SET EXERCISE:
List each line holding the string "Details".

::::

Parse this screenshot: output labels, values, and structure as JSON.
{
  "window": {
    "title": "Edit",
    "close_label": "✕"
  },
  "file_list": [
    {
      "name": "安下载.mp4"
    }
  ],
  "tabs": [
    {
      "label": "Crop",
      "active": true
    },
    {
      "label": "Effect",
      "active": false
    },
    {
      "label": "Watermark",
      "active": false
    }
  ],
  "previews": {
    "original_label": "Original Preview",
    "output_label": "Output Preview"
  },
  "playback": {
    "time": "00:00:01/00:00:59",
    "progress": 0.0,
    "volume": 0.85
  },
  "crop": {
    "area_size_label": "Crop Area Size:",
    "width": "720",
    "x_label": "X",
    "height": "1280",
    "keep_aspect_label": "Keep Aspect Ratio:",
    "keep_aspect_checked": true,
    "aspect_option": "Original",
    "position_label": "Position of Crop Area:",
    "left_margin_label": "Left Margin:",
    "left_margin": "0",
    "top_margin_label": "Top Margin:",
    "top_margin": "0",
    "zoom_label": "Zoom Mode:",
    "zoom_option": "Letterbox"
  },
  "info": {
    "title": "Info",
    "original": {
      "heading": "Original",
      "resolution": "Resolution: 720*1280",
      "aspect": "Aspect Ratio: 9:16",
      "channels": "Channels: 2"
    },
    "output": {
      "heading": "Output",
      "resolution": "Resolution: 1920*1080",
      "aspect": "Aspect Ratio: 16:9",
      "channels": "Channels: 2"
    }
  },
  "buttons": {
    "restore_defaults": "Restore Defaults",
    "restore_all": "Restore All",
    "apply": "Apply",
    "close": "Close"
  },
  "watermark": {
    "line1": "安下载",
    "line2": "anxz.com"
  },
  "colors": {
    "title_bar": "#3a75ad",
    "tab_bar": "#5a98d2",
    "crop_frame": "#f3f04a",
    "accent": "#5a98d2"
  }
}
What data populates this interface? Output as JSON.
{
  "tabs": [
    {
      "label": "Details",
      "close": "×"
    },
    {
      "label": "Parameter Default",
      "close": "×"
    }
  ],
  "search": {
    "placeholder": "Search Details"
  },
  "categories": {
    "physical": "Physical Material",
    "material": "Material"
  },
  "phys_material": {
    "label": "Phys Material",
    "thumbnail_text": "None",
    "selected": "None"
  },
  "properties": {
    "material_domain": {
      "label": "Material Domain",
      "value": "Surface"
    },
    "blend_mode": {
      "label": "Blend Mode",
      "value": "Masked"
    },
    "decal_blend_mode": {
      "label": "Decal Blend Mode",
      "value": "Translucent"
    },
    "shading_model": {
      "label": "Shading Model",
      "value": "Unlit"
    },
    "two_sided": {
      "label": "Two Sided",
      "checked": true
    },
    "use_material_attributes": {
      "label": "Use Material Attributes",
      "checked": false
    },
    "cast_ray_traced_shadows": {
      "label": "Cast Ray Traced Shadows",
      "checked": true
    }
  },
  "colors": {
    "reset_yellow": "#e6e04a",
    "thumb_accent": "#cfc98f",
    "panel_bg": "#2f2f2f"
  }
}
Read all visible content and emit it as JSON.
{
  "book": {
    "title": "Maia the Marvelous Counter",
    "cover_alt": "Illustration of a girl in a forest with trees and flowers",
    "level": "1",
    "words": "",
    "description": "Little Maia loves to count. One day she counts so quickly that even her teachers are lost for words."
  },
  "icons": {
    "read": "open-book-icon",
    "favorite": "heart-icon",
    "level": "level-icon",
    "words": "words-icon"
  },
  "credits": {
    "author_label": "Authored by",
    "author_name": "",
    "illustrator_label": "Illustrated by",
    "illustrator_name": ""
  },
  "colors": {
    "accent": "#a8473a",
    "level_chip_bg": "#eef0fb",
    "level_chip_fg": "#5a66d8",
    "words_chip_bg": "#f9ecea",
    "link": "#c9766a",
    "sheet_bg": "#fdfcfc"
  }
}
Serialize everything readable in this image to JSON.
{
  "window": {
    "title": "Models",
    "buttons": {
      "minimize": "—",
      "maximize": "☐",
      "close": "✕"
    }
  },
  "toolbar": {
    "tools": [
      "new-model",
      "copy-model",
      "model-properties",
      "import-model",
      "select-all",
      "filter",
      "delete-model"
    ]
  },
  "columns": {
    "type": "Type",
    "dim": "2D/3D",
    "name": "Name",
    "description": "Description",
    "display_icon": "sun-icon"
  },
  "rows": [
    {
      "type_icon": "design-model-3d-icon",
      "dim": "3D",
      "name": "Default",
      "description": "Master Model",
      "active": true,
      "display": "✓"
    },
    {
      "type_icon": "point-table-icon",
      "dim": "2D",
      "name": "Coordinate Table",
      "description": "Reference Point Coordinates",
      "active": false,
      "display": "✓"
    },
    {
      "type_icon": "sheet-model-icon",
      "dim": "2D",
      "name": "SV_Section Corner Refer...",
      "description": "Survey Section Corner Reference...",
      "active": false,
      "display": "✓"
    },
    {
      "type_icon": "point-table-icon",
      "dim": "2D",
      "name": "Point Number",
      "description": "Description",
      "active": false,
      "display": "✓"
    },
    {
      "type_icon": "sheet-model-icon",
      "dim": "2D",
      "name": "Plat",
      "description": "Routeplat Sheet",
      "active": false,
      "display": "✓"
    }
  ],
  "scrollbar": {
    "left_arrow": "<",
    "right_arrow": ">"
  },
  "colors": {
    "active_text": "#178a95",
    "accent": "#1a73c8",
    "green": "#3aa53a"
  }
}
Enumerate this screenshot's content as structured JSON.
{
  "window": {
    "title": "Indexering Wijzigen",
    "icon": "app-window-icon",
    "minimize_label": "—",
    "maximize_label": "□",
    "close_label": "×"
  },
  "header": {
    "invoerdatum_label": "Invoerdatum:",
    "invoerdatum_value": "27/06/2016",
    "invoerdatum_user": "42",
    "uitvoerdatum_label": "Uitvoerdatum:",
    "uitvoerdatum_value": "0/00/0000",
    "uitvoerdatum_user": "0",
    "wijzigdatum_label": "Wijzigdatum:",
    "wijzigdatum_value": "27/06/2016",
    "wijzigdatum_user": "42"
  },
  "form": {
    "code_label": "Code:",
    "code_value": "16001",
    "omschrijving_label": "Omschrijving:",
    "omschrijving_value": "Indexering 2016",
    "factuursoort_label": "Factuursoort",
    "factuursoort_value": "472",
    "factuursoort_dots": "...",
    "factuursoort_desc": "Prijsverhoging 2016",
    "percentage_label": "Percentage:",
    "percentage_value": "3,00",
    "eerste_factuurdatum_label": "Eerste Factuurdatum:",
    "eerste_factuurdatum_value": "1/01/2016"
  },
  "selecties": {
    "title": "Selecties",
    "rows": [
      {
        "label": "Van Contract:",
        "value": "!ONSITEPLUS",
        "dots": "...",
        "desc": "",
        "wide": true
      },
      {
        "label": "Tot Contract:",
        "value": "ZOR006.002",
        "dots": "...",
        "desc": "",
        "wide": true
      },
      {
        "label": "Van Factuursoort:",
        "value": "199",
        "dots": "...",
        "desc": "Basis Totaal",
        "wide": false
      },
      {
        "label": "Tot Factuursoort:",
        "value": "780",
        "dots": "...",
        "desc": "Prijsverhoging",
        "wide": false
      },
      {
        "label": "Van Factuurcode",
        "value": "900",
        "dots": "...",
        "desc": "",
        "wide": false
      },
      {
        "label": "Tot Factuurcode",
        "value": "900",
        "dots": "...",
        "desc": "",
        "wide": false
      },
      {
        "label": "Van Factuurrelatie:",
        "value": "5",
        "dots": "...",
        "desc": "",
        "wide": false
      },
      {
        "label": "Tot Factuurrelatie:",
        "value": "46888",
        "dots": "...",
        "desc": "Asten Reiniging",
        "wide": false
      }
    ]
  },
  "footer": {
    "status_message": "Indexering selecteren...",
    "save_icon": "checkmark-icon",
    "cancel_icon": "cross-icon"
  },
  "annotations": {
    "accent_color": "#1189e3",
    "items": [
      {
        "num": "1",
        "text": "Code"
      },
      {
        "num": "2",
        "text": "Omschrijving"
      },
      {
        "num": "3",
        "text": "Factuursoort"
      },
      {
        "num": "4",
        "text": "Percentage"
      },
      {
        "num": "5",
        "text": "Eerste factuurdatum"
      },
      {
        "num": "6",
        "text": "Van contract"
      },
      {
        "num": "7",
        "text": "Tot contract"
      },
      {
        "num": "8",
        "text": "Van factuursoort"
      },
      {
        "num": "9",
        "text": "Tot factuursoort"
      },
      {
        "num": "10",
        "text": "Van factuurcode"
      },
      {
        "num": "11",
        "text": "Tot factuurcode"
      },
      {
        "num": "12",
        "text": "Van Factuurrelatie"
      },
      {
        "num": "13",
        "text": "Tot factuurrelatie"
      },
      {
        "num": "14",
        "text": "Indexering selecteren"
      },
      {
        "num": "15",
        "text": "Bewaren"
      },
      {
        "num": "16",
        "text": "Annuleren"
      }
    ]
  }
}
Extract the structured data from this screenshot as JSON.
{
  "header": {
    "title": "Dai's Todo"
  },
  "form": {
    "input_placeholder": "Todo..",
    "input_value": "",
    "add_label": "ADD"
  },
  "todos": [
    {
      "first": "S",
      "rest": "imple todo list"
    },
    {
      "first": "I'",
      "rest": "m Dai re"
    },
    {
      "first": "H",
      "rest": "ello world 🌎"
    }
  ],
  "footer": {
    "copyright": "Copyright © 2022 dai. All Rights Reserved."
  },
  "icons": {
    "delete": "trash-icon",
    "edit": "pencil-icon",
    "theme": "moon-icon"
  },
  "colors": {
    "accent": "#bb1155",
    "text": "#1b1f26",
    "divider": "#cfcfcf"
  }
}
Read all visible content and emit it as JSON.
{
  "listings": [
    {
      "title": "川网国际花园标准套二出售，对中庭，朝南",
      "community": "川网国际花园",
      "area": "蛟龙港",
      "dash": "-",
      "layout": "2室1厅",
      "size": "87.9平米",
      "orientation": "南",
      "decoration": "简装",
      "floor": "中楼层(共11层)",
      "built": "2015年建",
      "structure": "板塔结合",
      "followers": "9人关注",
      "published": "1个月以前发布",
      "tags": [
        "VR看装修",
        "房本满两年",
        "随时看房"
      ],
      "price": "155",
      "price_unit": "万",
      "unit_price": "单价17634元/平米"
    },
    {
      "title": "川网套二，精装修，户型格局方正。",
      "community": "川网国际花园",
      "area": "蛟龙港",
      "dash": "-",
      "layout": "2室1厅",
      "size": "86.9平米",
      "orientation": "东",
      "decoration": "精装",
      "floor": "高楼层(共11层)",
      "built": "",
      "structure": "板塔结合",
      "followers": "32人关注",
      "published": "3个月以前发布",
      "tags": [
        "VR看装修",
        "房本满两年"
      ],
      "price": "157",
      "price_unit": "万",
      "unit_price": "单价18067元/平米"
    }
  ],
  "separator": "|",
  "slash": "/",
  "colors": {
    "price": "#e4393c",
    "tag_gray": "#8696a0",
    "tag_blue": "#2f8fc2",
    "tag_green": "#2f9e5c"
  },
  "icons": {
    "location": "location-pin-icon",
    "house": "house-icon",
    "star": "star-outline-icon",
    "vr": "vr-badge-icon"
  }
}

::::

OUTPUT OF THE EXERCISE:
      "label": "Details",
    "placeholder": "Search Details"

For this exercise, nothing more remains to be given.